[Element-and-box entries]

○ ○ ○

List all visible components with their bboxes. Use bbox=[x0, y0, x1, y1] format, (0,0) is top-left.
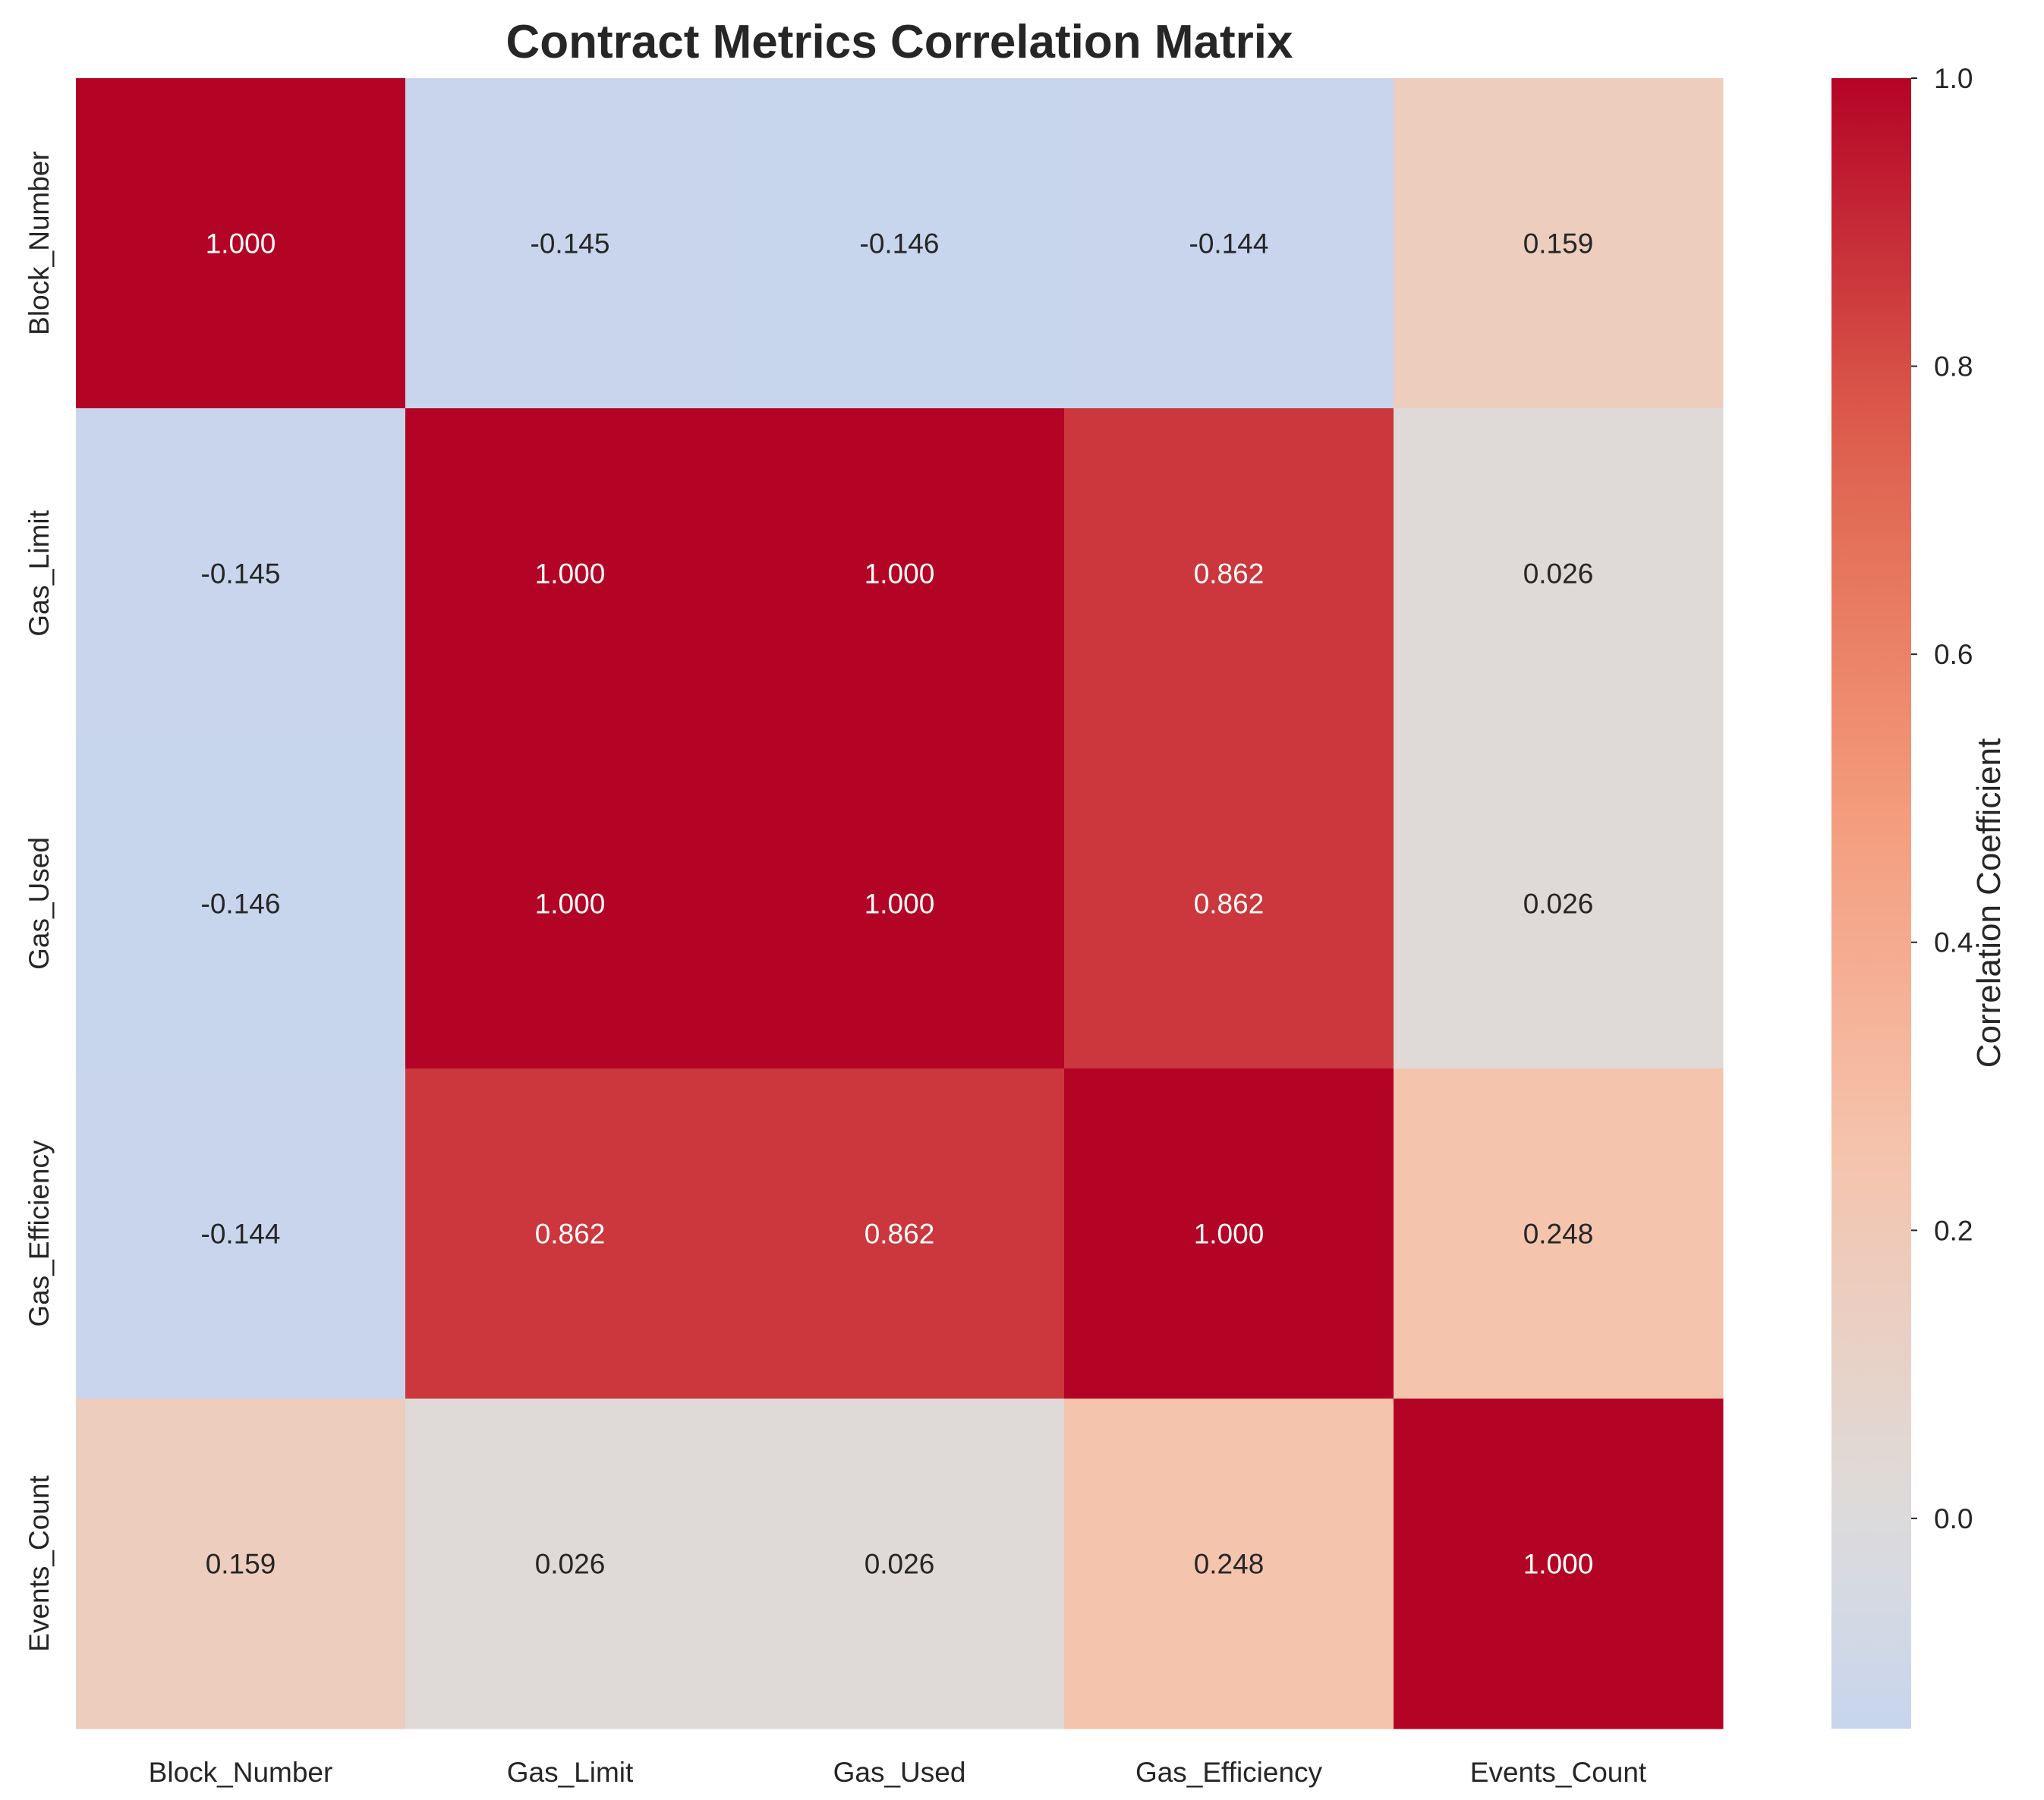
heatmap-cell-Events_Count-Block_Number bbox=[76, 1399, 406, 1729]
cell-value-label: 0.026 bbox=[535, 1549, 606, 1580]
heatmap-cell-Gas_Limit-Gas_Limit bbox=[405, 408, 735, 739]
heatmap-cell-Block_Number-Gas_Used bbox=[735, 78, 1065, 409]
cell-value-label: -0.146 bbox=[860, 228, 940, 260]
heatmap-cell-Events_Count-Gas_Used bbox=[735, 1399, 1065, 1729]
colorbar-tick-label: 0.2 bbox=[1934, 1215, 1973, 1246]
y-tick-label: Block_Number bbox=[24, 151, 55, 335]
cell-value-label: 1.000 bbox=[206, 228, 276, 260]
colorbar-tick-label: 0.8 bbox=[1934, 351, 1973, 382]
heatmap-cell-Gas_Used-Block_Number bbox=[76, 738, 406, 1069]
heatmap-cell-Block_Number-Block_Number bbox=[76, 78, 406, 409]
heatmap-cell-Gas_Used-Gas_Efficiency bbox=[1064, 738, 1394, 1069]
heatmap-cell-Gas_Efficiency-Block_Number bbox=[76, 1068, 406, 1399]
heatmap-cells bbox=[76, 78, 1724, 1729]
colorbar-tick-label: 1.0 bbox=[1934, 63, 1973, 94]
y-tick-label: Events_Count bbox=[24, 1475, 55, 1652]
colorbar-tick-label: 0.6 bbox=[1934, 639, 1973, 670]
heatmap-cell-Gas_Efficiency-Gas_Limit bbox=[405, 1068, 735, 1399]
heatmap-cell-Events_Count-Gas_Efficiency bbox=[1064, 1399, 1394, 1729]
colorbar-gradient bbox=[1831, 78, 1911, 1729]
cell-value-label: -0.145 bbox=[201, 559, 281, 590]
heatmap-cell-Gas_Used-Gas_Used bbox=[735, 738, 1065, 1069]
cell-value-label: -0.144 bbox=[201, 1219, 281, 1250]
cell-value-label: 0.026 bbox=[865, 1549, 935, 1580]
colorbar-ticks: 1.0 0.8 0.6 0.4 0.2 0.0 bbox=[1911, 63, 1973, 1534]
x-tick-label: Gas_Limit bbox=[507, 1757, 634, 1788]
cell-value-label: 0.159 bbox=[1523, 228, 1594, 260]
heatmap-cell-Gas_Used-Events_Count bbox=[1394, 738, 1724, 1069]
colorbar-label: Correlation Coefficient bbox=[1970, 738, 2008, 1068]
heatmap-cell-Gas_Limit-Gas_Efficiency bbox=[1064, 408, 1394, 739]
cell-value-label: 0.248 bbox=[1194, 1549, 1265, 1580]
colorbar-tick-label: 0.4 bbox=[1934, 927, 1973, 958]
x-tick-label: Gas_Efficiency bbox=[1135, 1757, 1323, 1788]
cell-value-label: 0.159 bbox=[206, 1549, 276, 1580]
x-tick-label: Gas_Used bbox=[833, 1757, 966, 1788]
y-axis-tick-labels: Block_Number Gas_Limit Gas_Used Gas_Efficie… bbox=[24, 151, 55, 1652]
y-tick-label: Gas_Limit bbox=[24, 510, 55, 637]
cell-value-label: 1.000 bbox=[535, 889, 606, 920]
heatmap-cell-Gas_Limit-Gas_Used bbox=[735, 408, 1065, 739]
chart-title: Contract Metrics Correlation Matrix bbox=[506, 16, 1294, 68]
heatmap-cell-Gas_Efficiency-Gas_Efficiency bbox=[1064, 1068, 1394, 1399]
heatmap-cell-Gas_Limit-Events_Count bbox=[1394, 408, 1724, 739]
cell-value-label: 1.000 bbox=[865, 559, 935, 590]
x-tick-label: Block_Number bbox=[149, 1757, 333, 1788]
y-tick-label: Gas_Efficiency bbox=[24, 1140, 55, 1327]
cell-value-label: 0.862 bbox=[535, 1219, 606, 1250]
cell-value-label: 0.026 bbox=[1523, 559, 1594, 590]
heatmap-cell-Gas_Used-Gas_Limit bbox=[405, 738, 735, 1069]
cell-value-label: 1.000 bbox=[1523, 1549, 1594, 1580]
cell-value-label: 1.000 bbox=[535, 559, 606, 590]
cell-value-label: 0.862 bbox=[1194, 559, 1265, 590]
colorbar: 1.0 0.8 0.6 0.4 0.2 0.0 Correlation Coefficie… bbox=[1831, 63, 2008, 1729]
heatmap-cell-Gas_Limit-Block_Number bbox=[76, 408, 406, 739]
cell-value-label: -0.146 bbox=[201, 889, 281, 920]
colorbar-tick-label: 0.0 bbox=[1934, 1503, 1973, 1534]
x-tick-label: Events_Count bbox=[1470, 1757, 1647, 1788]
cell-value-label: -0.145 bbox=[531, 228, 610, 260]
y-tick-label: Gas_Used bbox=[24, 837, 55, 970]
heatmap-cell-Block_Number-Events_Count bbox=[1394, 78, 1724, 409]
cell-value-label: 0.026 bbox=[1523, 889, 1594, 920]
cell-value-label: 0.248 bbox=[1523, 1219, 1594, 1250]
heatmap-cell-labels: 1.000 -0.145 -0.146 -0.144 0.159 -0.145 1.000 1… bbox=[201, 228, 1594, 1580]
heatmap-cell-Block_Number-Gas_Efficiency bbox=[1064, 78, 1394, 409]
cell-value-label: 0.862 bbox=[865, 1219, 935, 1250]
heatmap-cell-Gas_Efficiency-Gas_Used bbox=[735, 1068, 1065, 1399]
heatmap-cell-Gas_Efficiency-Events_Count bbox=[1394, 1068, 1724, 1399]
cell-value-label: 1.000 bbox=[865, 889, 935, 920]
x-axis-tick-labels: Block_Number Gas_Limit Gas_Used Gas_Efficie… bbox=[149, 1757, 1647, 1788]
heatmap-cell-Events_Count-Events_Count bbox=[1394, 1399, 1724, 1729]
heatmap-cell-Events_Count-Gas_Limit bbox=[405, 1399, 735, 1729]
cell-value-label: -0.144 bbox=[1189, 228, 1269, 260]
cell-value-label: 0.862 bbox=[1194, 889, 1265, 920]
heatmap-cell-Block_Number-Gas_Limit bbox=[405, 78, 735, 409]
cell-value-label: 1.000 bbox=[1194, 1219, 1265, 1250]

○ ○ ○

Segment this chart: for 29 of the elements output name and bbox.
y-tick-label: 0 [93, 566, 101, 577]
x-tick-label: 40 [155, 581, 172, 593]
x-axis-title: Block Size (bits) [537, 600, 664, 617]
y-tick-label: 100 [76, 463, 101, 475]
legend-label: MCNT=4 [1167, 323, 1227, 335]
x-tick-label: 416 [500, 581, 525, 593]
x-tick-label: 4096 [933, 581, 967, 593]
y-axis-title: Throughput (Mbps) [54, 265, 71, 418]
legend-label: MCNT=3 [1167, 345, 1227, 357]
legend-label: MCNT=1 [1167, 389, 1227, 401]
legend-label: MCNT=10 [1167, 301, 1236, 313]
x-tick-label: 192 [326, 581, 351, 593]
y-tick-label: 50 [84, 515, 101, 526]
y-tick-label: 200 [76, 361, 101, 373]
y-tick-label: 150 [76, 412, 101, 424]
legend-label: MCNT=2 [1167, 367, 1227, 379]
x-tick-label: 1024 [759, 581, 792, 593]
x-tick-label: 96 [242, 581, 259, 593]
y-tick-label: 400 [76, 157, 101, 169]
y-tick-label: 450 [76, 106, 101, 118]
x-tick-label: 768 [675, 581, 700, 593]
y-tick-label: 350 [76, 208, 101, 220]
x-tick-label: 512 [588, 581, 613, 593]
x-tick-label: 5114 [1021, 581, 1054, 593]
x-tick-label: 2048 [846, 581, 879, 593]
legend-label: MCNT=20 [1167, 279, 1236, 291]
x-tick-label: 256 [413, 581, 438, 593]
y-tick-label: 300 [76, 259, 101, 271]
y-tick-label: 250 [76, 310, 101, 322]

○ ○ ○

What to do: Reproduce the lines above verbatim, starting at the line that contains "Segment this chart: for" and ending at the line that contains "y-tick-label: 350 [76, 208, 101, 220]".

Result of this task:
Segment this chart: for 29 of the elements output name and bbox.
y-tick-label: 0 [93, 566, 101, 577]
x-tick-label: 40 [155, 581, 172, 593]
x-axis-title: Block Size (bits) [537, 600, 664, 617]
y-tick-label: 100 [76, 463, 101, 475]
legend-label: MCNT=4 [1167, 323, 1227, 335]
x-tick-label: 416 [500, 581, 525, 593]
x-tick-label: 4096 [933, 581, 967, 593]
y-axis-title: Throughput (Mbps) [54, 265, 71, 418]
legend-label: MCNT=3 [1167, 345, 1227, 357]
legend-label: MCNT=1 [1167, 389, 1227, 401]
legend-label: MCNT=10 [1167, 301, 1236, 313]
x-tick-label: 192 [326, 581, 351, 593]
y-tick-label: 50 [84, 515, 101, 526]
y-tick-label: 200 [76, 361, 101, 373]
y-tick-label: 150 [76, 412, 101, 424]
legend-label: MCNT=2 [1167, 367, 1227, 379]
x-tick-label: 1024 [759, 581, 792, 593]
x-tick-label: 96 [242, 581, 259, 593]
y-tick-label: 400 [76, 157, 101, 169]
y-tick-label: 450 [76, 106, 101, 118]
x-tick-label: 768 [675, 581, 700, 593]
y-tick-label: 350 [76, 208, 101, 220]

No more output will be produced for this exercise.